__WHAT YOU HAVE TO DO__
Show every line where "직전학기" occurs.

__DATA EXCERPTS__
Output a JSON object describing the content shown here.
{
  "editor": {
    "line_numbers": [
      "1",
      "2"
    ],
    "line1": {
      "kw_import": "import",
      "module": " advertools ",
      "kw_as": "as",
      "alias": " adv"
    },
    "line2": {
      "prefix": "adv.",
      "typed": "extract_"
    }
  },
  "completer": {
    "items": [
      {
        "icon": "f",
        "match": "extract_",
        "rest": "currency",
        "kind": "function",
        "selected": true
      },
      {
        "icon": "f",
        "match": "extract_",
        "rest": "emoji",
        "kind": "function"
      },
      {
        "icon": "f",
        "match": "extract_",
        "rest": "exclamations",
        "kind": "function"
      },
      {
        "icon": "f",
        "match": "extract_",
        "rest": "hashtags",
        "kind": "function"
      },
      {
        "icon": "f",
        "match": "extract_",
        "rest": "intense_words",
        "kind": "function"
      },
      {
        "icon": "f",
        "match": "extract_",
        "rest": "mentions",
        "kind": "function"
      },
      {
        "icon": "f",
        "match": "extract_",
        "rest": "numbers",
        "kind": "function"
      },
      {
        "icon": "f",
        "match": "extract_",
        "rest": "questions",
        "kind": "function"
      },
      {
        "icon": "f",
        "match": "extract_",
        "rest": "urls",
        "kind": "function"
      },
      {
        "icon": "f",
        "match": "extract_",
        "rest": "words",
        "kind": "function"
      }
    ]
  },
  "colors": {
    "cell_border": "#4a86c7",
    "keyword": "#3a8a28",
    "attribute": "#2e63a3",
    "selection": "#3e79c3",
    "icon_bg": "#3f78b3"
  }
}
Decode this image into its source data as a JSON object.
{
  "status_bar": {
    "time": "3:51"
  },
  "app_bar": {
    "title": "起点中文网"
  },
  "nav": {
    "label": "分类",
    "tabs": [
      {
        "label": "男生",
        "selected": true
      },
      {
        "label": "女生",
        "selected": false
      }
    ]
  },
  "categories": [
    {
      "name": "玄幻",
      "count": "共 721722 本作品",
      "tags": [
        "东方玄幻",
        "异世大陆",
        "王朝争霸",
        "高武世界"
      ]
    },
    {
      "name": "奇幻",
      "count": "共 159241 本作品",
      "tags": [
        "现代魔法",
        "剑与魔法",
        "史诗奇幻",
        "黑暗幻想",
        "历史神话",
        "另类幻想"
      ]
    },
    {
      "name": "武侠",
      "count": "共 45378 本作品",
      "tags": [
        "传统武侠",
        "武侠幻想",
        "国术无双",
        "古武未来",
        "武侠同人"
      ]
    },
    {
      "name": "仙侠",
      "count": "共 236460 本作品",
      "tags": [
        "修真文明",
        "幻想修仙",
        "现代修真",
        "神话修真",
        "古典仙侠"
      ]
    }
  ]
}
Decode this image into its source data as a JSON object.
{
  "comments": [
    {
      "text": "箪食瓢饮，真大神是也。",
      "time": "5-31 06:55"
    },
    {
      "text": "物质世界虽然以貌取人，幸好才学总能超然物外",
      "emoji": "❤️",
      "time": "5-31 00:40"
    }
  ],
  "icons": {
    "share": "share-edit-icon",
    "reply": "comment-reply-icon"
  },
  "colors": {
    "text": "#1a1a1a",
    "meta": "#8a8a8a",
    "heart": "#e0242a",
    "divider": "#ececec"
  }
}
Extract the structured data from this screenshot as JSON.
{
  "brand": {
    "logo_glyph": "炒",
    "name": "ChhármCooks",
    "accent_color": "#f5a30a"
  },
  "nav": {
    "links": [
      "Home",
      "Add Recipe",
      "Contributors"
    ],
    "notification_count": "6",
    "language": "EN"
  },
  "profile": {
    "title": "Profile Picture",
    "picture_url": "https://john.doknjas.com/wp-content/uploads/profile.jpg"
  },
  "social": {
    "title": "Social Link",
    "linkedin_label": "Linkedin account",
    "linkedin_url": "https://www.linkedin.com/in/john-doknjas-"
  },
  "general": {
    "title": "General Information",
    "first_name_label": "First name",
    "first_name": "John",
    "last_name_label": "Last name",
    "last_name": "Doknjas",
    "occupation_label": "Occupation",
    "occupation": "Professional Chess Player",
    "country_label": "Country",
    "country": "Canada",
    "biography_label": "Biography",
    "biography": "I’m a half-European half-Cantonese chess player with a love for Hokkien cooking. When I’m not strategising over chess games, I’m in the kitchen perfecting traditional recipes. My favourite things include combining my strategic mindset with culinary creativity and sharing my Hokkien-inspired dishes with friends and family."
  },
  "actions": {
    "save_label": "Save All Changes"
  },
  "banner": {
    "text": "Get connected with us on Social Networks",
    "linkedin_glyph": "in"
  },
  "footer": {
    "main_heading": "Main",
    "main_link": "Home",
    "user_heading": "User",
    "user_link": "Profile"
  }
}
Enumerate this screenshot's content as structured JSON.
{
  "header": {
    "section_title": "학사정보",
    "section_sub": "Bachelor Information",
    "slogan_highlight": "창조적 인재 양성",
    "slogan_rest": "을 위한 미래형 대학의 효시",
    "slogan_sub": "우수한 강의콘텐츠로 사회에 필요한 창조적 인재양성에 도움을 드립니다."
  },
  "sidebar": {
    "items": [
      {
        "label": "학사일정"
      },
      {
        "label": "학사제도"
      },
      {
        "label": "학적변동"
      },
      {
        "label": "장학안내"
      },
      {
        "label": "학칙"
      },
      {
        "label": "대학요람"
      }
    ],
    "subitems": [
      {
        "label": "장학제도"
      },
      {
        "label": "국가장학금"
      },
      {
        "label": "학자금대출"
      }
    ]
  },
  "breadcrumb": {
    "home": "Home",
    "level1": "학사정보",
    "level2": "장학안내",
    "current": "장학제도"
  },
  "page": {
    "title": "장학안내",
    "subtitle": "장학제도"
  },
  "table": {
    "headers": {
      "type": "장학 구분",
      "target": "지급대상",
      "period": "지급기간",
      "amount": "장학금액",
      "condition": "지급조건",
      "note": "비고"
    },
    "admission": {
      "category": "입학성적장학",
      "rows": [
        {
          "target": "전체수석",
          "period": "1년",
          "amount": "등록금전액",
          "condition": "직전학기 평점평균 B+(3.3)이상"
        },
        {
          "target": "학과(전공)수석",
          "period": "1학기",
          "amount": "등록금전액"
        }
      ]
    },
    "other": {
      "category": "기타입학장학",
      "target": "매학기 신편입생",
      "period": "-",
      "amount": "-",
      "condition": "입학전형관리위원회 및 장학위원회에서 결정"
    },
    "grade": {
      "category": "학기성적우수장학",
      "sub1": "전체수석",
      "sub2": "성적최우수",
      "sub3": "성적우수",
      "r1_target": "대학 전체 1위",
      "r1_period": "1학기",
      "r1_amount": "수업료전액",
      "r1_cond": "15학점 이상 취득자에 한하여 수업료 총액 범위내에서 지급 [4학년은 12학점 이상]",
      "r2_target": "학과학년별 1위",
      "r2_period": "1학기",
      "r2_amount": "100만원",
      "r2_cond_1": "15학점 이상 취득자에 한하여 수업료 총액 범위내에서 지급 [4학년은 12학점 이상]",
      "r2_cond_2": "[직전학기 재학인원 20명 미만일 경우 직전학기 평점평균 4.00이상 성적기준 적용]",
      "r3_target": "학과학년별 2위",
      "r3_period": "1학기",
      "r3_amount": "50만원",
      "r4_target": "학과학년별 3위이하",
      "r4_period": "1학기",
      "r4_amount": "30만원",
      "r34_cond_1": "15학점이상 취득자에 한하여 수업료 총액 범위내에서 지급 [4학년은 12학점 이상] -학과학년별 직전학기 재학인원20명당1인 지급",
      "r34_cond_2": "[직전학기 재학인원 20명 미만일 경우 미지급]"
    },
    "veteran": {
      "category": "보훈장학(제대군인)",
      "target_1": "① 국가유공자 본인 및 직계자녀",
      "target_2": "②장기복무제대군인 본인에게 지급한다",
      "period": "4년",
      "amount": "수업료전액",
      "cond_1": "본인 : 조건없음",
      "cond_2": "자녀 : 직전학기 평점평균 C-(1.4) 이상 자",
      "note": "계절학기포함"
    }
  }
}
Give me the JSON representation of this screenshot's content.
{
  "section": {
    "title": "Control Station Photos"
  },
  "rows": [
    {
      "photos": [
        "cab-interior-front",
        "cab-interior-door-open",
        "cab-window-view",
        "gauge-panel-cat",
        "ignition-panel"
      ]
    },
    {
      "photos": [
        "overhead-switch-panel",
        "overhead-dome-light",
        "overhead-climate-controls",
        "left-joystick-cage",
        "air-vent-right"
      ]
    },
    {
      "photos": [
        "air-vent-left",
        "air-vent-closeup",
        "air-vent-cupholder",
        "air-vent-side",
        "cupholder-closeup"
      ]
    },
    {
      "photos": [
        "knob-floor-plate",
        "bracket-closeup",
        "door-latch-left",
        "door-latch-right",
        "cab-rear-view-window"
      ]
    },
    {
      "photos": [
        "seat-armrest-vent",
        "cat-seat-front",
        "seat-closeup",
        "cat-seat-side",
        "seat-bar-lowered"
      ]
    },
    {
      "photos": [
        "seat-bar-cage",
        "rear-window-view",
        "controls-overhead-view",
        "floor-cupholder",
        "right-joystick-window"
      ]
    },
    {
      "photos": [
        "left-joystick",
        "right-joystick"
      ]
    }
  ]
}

__ANSWER FOR THE TASK__
          "condition": "직전학기 평점평균 B+(3.3)이상"
      "r2_cond_2": "[직전학기 재학인원 20명 미만일 경우 직전학기 평점평균 4.00이상 성적기준 적용]",
      "r34_cond_1": "15학점이상 취득자에 한하여 수업료 총액 범위내에서 지급 [4학년은 12학점 이상] -학과학년별 직전학기 재학인원20명당1인 지급",
      "r34_cond_2": "[직전학기 재학인원 20명 미만일 경우 미지급]"
      "cond_2": "자녀 : 직전학기 평점평균 C-(1.4) 이상 자",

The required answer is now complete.